SET EXERCISE >> Every line below that mentions the word "JSON" should be copied out.

DATA ENTRIES >>
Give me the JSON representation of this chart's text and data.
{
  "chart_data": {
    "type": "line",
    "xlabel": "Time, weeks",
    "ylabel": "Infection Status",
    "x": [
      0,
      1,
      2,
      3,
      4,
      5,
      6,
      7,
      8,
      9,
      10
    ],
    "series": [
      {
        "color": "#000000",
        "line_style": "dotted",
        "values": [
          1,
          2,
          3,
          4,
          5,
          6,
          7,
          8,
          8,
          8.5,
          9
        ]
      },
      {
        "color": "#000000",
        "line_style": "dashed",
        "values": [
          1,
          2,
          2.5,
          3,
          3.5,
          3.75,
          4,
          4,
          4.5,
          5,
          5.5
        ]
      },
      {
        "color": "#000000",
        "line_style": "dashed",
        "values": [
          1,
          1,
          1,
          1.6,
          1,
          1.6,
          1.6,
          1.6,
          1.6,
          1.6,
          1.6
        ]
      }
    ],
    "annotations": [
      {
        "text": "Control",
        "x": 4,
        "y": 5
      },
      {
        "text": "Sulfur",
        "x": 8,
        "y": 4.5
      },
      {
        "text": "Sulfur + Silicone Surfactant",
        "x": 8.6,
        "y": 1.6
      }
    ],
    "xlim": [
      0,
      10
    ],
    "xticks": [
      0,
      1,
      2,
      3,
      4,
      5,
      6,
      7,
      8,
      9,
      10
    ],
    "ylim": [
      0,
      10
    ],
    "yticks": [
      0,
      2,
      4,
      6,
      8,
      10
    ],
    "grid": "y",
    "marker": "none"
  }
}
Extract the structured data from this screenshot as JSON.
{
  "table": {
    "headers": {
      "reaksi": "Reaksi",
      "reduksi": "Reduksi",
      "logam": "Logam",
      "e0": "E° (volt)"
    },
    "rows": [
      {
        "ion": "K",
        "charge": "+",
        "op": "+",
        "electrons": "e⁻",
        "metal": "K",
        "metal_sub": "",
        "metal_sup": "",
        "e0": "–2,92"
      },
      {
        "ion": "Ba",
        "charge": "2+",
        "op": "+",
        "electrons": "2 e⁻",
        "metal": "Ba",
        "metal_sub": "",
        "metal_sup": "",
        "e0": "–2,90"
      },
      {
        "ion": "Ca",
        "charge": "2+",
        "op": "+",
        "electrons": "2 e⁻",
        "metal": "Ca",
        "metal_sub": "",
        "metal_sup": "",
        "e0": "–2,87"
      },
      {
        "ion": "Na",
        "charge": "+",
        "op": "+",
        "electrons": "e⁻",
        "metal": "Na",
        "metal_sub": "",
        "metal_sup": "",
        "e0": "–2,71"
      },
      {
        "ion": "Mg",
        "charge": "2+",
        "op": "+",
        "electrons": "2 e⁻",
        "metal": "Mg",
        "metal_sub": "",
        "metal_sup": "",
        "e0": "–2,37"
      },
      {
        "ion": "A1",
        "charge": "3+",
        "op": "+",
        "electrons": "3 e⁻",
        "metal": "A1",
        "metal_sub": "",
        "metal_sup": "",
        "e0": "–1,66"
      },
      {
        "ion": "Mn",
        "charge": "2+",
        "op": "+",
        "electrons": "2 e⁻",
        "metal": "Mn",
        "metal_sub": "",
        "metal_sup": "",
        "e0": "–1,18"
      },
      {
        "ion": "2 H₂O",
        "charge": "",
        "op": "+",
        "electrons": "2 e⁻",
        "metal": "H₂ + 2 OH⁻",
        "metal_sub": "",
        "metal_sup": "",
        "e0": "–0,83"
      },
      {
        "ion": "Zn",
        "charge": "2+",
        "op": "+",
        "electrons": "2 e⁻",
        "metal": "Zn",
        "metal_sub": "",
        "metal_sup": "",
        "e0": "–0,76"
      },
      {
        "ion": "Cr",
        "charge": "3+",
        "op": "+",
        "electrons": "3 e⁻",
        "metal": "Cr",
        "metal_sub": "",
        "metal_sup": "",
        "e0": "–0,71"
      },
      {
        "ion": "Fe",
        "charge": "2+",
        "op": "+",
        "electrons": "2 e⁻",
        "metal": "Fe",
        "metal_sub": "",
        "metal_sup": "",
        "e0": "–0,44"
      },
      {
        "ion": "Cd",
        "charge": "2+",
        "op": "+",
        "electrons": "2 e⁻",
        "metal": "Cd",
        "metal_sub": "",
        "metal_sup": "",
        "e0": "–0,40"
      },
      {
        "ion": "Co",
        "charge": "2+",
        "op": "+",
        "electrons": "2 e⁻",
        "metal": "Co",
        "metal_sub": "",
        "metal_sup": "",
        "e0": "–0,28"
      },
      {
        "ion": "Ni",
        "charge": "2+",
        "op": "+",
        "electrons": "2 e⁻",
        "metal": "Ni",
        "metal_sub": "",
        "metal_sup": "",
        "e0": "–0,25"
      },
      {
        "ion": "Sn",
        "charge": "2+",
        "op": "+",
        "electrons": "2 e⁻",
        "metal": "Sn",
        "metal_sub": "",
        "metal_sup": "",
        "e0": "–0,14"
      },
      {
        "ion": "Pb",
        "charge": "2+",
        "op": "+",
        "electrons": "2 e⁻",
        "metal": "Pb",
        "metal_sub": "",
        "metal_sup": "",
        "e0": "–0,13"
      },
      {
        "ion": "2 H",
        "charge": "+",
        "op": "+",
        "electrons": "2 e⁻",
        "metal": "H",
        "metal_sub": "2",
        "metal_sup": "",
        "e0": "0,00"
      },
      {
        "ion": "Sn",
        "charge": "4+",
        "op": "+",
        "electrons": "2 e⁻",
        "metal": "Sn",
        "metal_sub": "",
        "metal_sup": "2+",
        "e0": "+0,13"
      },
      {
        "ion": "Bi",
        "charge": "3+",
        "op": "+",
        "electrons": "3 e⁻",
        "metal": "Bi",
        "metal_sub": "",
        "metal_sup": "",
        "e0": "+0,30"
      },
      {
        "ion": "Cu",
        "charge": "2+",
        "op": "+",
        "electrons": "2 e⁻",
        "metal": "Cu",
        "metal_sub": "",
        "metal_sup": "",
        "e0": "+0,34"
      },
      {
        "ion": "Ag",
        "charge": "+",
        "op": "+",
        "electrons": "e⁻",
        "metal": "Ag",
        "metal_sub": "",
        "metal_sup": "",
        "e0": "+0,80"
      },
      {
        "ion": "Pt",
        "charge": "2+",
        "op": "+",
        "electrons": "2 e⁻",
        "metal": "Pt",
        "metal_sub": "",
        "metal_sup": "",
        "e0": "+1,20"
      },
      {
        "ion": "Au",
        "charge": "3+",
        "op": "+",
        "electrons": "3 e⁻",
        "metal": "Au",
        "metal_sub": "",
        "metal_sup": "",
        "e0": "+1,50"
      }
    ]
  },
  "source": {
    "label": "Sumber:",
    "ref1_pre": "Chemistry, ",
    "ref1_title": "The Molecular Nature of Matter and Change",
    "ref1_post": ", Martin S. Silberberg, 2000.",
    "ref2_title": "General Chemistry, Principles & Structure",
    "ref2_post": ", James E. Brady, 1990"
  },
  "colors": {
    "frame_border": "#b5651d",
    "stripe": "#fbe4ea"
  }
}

SOLUTION >>
Give me the JSON representation of this chart's text and data.
Extract the structured data from this screenshot as JSON.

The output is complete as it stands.